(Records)
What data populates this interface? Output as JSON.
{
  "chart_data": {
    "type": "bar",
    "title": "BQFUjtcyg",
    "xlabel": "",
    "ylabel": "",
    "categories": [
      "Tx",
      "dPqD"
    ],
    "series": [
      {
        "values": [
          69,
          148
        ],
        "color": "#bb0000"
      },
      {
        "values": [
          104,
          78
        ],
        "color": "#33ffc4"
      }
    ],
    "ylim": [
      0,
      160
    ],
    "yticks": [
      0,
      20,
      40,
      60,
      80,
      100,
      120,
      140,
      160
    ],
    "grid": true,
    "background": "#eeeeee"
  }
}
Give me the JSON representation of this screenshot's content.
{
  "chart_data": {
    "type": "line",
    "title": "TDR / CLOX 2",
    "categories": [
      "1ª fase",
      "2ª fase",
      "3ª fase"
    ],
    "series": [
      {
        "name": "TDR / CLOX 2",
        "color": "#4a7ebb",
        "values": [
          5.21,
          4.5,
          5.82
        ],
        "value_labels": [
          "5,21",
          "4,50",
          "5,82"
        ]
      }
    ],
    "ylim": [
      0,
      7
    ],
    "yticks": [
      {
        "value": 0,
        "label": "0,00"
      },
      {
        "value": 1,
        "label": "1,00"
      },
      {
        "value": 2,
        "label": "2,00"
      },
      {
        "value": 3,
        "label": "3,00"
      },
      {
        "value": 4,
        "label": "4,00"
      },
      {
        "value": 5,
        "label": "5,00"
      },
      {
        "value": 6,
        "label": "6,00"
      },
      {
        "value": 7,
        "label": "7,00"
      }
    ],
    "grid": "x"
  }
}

§ WHAT TO WORK ON:
Copy down every line of the material above that includes the string "color".

§ ANSWER BELOW:
        "color": "#bb0000"
        "color": "#33ffc4"
        "color": "#4a7ebb",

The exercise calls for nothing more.